▶ [The data]:
"""

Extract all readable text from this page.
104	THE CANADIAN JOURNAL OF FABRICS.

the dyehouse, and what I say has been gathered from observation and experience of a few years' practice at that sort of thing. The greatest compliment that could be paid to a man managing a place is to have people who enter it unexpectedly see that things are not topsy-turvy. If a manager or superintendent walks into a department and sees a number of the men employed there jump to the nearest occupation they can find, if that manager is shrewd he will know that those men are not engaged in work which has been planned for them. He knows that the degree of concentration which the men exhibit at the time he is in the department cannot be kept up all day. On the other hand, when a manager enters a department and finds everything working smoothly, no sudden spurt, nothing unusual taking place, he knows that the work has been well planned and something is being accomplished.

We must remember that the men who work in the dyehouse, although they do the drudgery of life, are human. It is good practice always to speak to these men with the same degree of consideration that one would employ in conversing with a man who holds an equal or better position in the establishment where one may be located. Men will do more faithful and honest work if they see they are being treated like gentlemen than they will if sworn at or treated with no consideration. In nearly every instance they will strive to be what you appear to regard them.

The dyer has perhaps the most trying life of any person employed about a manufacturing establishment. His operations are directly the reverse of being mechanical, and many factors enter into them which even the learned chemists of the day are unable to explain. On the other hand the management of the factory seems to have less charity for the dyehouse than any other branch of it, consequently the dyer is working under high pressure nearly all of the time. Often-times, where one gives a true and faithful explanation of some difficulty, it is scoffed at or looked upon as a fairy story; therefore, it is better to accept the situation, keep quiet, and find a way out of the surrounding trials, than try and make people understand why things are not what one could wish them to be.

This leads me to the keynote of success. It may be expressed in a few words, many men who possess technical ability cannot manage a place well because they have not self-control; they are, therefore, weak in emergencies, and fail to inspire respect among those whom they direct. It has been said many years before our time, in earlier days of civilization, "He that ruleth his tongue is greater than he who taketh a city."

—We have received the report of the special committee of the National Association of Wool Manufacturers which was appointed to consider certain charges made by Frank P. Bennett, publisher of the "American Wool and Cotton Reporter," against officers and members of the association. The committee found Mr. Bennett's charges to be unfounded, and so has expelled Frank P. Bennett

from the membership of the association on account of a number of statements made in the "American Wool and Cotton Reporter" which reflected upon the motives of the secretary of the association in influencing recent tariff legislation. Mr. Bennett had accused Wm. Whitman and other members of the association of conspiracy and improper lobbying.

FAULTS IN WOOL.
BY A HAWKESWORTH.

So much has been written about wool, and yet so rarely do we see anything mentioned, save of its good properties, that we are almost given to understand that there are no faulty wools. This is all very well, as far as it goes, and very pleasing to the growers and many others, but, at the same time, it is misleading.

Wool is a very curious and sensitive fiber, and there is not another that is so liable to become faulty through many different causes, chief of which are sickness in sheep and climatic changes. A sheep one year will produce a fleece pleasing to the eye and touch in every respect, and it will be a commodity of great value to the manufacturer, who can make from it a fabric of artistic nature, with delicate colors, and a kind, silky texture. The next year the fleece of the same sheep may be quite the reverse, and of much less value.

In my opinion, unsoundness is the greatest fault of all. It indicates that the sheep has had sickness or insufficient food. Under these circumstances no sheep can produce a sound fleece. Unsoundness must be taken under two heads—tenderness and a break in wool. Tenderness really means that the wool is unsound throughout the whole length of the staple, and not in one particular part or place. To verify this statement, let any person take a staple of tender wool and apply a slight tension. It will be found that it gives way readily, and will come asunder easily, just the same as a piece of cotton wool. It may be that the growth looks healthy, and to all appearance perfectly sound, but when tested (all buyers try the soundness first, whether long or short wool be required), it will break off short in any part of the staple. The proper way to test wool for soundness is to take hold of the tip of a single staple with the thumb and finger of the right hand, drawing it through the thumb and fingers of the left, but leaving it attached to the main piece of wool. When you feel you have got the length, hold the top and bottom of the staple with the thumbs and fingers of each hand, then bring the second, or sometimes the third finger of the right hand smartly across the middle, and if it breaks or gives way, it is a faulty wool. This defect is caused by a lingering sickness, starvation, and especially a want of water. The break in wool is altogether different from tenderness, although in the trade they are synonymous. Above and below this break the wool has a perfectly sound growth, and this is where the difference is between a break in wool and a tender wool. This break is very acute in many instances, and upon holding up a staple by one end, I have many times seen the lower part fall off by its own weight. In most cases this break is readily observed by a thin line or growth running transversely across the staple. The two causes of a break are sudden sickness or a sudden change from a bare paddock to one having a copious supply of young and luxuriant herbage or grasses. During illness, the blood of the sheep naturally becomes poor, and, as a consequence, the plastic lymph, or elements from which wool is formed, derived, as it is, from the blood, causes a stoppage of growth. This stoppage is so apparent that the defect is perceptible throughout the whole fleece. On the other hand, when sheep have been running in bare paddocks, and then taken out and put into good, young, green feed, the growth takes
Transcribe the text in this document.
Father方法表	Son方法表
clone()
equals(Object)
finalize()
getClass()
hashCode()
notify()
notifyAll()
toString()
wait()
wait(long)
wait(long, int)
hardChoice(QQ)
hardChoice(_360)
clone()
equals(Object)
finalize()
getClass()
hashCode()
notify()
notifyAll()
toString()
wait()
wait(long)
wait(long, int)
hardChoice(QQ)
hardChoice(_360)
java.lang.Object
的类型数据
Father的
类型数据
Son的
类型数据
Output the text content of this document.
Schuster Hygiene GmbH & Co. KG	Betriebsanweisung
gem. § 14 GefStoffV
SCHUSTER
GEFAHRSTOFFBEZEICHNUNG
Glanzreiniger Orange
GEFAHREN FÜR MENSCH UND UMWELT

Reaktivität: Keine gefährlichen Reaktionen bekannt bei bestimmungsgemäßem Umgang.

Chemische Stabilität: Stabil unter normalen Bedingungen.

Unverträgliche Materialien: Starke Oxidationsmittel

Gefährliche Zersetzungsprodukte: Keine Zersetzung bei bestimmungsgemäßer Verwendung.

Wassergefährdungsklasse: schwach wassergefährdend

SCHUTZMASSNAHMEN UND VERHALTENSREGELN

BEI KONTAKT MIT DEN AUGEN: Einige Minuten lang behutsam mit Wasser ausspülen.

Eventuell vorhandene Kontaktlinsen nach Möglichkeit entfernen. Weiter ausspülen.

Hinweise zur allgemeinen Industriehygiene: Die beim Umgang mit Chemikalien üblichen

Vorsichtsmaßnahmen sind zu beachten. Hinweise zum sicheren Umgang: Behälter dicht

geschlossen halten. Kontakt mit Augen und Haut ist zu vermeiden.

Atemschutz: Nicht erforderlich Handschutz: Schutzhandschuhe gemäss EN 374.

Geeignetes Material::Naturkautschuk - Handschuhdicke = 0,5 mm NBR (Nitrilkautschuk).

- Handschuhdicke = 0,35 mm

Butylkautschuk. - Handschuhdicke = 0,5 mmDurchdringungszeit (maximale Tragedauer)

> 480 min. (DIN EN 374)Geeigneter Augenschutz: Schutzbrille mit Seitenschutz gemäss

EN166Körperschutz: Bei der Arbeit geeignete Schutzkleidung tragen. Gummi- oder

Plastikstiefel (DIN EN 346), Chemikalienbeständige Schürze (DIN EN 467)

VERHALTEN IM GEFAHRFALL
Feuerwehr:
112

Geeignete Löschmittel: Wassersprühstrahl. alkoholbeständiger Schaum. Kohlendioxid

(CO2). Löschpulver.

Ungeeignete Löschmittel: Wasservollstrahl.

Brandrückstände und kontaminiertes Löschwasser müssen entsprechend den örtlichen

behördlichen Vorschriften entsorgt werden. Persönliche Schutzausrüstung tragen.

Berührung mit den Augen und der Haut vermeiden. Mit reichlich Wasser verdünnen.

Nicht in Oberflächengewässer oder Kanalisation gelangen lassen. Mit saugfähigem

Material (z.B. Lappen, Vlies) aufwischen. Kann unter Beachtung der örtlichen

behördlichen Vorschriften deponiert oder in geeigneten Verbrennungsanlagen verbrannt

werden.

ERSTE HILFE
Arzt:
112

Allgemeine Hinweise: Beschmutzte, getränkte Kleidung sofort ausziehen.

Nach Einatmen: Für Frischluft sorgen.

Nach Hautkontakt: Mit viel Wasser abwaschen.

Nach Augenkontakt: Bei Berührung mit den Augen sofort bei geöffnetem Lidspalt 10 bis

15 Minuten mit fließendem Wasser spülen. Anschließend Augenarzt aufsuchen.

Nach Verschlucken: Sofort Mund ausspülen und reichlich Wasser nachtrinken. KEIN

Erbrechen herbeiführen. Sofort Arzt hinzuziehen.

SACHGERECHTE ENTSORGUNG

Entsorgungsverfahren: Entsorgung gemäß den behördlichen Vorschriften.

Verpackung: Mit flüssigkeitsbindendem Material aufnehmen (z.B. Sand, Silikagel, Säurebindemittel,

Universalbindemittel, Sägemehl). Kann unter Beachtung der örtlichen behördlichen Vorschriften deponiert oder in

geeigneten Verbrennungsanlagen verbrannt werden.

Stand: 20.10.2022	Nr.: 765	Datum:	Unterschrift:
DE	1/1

"""

▶ [Work instructions]:
Copy each line above that contains the string "gemäss".

▶ [Response to the task]:
Atemschutz: Nicht erforderlich Handschutz: Schutzhandschuhe gemäss EN 374.
> 480 min. (DIN EN 374)Geeigneter Augenschutz: Schutzbrille mit Seitenschutz gemäss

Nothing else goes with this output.